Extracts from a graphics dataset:
________
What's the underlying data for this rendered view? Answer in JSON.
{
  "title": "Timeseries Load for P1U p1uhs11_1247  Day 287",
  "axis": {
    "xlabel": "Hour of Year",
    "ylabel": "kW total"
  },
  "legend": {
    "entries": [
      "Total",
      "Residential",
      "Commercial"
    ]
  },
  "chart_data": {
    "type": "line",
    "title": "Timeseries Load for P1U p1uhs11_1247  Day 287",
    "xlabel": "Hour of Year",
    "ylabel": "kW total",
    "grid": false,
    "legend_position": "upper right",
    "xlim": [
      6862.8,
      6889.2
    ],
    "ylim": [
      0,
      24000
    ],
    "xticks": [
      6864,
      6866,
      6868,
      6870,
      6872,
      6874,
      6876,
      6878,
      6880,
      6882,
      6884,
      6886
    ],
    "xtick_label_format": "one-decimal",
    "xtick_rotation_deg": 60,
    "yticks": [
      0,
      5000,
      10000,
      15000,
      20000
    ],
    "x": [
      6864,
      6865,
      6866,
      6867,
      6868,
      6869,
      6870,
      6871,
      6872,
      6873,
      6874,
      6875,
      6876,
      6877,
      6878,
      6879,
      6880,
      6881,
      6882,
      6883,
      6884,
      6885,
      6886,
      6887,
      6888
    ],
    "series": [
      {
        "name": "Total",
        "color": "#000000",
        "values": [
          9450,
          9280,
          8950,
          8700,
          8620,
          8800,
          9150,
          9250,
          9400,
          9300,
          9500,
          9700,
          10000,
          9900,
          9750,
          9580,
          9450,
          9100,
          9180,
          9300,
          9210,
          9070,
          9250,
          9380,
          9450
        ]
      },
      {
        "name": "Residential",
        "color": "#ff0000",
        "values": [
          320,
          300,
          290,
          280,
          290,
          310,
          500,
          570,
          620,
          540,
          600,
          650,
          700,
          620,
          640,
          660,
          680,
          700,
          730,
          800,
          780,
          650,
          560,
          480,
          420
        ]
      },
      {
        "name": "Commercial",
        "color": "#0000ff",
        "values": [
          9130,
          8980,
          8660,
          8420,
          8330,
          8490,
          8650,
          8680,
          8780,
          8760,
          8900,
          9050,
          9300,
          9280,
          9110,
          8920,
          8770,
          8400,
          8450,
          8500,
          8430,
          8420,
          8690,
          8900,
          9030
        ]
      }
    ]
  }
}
________
__THE PROBLEM__:
Give all of the entries again, word for word.

__RESPONSE TO THE EXERCISE__:
What's the underlying data for this rendered view? Answer in JSON.
{
  "title": "Timeseries Load for P1U p1uhs11_1247  Day 287",
  "axis": {
    "xlabel": "Hour of Year",
    "ylabel": "kW total"
  },
  "legend": {
    "entries": [
      "Total",
      "Residential",
      "Commercial"
    ]
  },
  "chart_data": {
    "type": "line",
    "title": "Timeseries Load for P1U p1uhs11_1247  Day 287",
    "xlabel": "Hour of Year",
    "ylabel": "kW total",
    "grid": false,
    "legend_position": "upper right",
    "xlim": [
      6862.8,
      6889.2
    ],
    "ylim": [
      0,
      24000
    ],
    "xticks": [
      6864,
      6866,
      6868,
      6870,
      6872,
      6874,
      6876,
      6878,
      6880,
      6882,
      6884,
      6886
    ],
    "xtick_label_format": "one-decimal",
    "xtick_rotation_deg": 60,
    "yticks": [
      0,
      5000,
      10000,
      15000,
      20000
    ],
    "x": [
      6864,
      6865,
      6866,
      6867,
      6868,
      6869,
      6870,
      6871,
      6872,
      6873,
      6874,
      6875,
      6876,
      6877,
      6878,
      6879,
      6880,
      6881,
      6882,
      6883,
      6884,
      6885,
      6886,
      6887,
      6888
    ],
    "series": [
      {
        "name": "Total",
        "color": "#000000",
        "values": [
          9450,
          9280,
          8950,
          8700,
          8620,
          8800,
          9150,
          9250,
          9400,
          9300,
          9500,
          9700,
          10000,
          9900,
          9750,
          9580,
          9450,
          9100,
          9180,
          9300,
          9210,
          9070,
          9250,
          9380,
          9450
        ]
      },
      {
        "name": "Residential",
        "color": "#ff0000",
        "values": [
          320,
          300,
          290,
          280,
          290,
          310,
          500,
          570,
          620,
          540,
          600,
          650,
          700,
          620,
          640,
          660,
          680,
          700,
          730,
          800,
          780,
          650,
          560,
          480,
          420
        ]
      },
      {
        "name": "Commercial",
        "color": "#0000ff",
        "values": [
          9130,
          8980,
          8660,
          8420,
          8330,
          8490,
          8650,
          8680,
          8780,
          8760,
          8900,
          9050,
          9300,
          9280,
          9110,
          8920,
          8770,
          8400,
          8450,
          8500,
          8430,
          8420,
          8690,
          8900,
          9030
        ]
      }
    ]
  }
}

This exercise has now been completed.